Dataset rows about figures
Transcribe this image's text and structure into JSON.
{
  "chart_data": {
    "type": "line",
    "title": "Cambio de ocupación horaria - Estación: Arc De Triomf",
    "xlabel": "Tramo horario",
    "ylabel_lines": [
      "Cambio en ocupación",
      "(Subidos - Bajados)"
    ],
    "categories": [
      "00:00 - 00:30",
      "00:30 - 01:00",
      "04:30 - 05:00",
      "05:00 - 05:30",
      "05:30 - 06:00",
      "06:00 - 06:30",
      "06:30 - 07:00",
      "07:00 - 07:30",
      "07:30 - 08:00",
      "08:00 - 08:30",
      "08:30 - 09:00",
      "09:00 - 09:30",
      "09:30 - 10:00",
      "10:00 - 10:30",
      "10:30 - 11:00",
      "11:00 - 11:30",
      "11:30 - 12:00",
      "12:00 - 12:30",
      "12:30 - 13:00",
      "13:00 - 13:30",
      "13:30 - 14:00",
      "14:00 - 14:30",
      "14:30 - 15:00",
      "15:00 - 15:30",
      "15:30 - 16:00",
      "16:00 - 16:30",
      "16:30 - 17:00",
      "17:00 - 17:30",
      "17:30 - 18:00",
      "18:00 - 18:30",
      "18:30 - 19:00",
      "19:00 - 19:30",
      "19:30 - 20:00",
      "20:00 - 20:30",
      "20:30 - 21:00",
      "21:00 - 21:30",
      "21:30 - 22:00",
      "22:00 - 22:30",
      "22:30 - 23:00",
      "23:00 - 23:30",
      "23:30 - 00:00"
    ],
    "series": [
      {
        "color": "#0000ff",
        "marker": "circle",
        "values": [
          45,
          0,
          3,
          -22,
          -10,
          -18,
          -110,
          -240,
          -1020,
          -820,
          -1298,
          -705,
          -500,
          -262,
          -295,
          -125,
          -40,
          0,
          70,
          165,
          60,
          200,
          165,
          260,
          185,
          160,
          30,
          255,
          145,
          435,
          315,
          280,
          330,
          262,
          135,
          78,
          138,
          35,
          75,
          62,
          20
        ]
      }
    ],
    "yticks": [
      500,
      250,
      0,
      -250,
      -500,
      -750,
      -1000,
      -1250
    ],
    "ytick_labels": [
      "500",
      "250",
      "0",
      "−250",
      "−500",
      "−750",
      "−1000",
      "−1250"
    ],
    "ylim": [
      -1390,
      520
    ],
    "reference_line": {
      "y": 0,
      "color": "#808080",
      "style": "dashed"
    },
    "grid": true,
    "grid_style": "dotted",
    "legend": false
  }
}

▸ **What needs to be done**: Go through the records above and set each one down exactly, please.

▸ **Complete output**:
Transcribe this image's text and structure into JSON.
{
  "chart_data": {
    "type": "line",
    "title": "Cambio de ocupación horaria - Estación: Arc De Triomf",
    "xlabel": "Tramo horario",
    "ylabel_lines": [
      "Cambio en ocupación",
      "(Subidos - Bajados)"
    ],
    "categories": [
      "00:00 - 00:30",
      "00:30 - 01:00",
      "04:30 - 05:00",
      "05:00 - 05:30",
      "05:30 - 06:00",
      "06:00 - 06:30",
      "06:30 - 07:00",
      "07:00 - 07:30",
      "07:30 - 08:00",
      "08:00 - 08:30",
      "08:30 - 09:00",
      "09:00 - 09:30",
      "09:30 - 10:00",
      "10:00 - 10:30",
      "10:30 - 11:00",
      "11:00 - 11:30",
      "11:30 - 12:00",
      "12:00 - 12:30",
      "12:30 - 13:00",
      "13:00 - 13:30",
      "13:30 - 14:00",
      "14:00 - 14:30",
      "14:30 - 15:00",
      "15:00 - 15:30",
      "15:30 - 16:00",
      "16:00 - 16:30",
      "16:30 - 17:00",
      "17:00 - 17:30",
      "17:30 - 18:00",
      "18:00 - 18:30",
      "18:30 - 19:00",
      "19:00 - 19:30",
      "19:30 - 20:00",
      "20:00 - 20:30",
      "20:30 - 21:00",
      "21:00 - 21:30",
      "21:30 - 22:00",
      "22:00 - 22:30",
      "22:30 - 23:00",
      "23:00 - 23:30",
      "23:30 - 00:00"
    ],
    "series": [
      {
        "color": "#0000ff",
        "marker": "circle",
        "values": [
          45,
          0,
          3,
          -22,
          -10,
          -18,
          -110,
          -240,
          -1020,
          -820,
          -1298,
          -705,
          -500,
          -262,
          -295,
          -125,
          -40,
          0,
          70,
          165,
          60,
          200,
          165,
          260,
          185,
          160,
          30,
          255,
          145,
          435,
          315,
          280,
          330,
          262,
          135,
          78,
          138,
          35,
          75,
          62,
          20
        ]
      }
    ],
    "yticks": [
      500,
      250,
      0,
      -250,
      -500,
      -750,
      -1000,
      -1250
    ],
    "ytick_labels": [
      "500",
      "250",
      "0",
      "−250",
      "−500",
      "−750",
      "−1000",
      "−1250"
    ],
    "ylim": [
      -1390,
      520
    ],
    "reference_line": {
      "y": 0,
      "color": "#808080",
      "style": "dashed"
    },
    "grid": true,
    "grid_style": "dotted",
    "legend": false
  }
}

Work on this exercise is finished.